WRITTEN EXERCISE
Tally the lines holding "true" and state only that figure.
·····
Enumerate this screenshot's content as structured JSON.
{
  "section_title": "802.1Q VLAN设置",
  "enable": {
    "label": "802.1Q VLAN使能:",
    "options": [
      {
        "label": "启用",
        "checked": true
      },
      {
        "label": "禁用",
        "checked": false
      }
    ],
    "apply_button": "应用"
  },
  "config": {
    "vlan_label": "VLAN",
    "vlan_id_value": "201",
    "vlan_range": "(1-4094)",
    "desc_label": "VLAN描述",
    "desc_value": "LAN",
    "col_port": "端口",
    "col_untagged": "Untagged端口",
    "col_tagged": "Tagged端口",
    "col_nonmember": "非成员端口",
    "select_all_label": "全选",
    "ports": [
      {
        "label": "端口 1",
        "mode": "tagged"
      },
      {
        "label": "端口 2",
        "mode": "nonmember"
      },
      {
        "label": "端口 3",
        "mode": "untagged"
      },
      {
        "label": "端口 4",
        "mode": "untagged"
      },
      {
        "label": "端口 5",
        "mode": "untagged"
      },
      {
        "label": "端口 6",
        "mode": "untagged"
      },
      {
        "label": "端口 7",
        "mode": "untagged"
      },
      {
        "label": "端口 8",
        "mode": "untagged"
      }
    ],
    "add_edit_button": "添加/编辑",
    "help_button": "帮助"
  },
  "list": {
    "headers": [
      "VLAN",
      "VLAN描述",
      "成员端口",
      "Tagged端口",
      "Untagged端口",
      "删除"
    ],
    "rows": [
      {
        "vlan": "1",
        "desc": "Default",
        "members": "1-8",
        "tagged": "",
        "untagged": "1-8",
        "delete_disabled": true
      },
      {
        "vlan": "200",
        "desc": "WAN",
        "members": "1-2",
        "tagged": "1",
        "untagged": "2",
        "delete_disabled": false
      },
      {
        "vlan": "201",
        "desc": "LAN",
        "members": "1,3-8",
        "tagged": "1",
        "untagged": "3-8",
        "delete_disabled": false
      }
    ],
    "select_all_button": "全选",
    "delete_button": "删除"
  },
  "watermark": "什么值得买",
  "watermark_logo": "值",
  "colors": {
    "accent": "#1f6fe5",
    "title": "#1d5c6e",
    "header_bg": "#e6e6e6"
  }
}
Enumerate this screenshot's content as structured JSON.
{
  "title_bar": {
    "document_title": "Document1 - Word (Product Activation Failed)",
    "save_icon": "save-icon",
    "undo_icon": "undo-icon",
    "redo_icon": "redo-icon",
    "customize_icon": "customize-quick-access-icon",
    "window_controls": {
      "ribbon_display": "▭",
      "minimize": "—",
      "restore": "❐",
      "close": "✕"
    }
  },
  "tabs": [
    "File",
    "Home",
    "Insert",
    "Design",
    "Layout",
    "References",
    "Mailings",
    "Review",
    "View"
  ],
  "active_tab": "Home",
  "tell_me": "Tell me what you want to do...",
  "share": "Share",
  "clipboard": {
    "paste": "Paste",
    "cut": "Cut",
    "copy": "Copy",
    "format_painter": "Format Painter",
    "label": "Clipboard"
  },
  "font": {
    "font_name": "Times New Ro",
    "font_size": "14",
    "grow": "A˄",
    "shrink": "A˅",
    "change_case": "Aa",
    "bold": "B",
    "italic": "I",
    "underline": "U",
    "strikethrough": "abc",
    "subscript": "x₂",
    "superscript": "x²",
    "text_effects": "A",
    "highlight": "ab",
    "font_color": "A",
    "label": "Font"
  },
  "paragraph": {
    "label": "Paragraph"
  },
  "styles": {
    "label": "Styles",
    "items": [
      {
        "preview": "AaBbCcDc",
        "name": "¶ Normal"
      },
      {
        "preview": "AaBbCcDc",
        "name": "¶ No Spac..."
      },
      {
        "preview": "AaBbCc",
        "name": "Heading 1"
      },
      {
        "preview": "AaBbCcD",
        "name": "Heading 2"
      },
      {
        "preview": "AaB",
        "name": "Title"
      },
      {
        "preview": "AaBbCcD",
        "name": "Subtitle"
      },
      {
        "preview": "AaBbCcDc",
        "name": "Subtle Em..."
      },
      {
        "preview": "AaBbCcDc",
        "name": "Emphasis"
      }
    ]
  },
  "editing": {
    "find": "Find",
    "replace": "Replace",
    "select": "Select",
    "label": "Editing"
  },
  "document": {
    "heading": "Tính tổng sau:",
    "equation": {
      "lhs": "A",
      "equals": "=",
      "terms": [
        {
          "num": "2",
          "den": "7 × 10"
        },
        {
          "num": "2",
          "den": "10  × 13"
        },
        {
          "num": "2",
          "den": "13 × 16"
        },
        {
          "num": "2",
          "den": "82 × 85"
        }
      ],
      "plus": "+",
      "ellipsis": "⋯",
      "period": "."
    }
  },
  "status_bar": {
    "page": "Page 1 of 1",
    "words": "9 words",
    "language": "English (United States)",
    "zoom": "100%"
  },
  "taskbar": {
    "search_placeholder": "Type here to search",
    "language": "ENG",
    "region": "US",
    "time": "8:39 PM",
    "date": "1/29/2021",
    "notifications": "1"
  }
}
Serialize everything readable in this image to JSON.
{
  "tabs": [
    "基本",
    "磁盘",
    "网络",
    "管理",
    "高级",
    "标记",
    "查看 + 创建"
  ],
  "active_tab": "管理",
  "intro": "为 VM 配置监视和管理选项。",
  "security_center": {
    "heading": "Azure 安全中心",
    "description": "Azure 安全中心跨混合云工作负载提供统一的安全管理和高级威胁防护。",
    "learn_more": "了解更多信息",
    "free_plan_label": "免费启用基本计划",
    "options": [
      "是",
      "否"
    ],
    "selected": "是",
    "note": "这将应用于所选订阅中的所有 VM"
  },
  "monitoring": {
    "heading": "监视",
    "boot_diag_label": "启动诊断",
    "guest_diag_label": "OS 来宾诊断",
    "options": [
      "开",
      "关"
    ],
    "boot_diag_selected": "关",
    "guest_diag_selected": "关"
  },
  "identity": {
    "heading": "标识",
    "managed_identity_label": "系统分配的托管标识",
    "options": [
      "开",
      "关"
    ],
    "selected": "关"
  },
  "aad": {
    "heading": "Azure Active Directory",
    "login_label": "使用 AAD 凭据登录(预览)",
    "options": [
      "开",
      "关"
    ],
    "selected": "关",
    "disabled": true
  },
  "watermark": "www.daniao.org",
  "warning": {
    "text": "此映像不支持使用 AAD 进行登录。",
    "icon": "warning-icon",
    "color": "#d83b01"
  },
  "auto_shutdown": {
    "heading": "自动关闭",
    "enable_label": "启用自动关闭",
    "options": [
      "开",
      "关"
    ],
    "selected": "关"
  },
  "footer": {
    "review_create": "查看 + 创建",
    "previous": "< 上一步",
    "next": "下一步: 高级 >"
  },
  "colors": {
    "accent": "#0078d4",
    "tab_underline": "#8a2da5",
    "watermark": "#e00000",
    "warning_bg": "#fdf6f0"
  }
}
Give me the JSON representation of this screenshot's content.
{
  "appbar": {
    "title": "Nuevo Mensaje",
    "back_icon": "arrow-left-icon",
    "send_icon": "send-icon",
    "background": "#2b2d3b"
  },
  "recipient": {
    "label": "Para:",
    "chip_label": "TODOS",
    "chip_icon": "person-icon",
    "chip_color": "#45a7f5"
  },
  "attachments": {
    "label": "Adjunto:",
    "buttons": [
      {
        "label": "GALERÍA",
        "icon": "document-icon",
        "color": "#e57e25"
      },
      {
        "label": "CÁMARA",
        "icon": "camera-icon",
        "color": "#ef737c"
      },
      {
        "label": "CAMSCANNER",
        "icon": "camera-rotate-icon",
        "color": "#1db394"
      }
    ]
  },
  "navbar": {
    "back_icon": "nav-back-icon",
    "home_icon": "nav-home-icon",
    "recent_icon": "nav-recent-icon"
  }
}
·····
SOLUTION FOR THIS PROBLEM
3